### DIRECTIVE:
Below are entries. Pull out all lines containing "buchungsdatum".

### DATA FOR THIS EXERCISE:

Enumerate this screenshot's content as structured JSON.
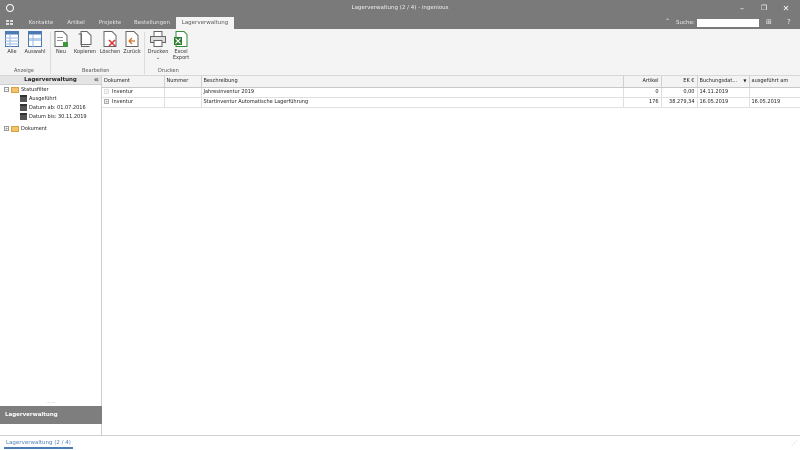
{
  "window": {
    "title": "Lagerverwaltung (2 / 4) - ingenious",
    "minimize_icon": "minimize-icon",
    "maximize_icon": "maximize-icon",
    "close_icon": "close-icon"
  },
  "menu": {
    "tabs": [
      {
        "label": "Kontakte"
      },
      {
        "label": "Artikel"
      },
      {
        "label": "Projekte"
      },
      {
        "label": "Bestellungen"
      },
      {
        "label": "Lagerverwaltung"
      }
    ],
    "active": "Lagerverwaltung",
    "search_label": "Suche:",
    "search_value": ""
  },
  "ribbon": {
    "buttons": {
      "alle": "Alle",
      "auswahl": "Auswahl",
      "neu": "Neu",
      "kopieren": "Kopieren",
      "loeschen": "Löschen",
      "zurueck": "Zurück",
      "drucken": "Drucken",
      "excel": "Excel Export"
    },
    "groups": {
      "anzeige": "Anzeige",
      "bearbeiten": "Bearbeiten",
      "drucken": "Drucken"
    }
  },
  "sidebar": {
    "header": "Lagerverwaltung",
    "tree": {
      "statusfilter": "Statusfilter",
      "ausgefuehrt": "Ausgeführt",
      "datum_ab": "Datum ab: 01.07.2016",
      "datum_bis": "Datum bis: 30.11.2019",
      "dokument": "Dokument"
    },
    "footer": "Lagerverwaltung"
  },
  "table": {
    "headers": {
      "dokument": "Dokument",
      "nummer": "Nummer",
      "beschreibung": "Beschreibung",
      "artikel": "Artikel",
      "ek": "EK €",
      "buchungsdatum": "Buchungsdat...",
      "ausgefuehrt_am": "ausgeführt am"
    },
    "rows": [
      {
        "dokument": "Inventur",
        "nummer": "",
        "beschreibung": "Jahresinventur 2019",
        "artikel": "0",
        "ek": "0,00",
        "buchungsdatum": "14.11.2019",
        "ausgefuehrt_am": ""
      },
      {
        "dokument": "Inventur",
        "nummer": "",
        "beschreibung": "Startinventur Automatische Lagerführung",
        "artikel": "176",
        "ek": "38.279,34",
        "buchungsdatum": "16.05.2019",
        "ausgefuehrt_am": "16.05.2019"
      }
    ]
  },
  "status": {
    "tab": "Lagerverwaltung (2 / 4)"
  },
  "colors": {
    "titlebar": "#7a7a7a",
    "accent": "#4a7bb5",
    "folder": "#f3c26a"
  }
}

### SOLUTION BELOW:
      "buchungsdatum": "Buchungsdat...",
        "buchungsdatum": "14.11.2019",
        "buchungsdatum": "16.05.2019",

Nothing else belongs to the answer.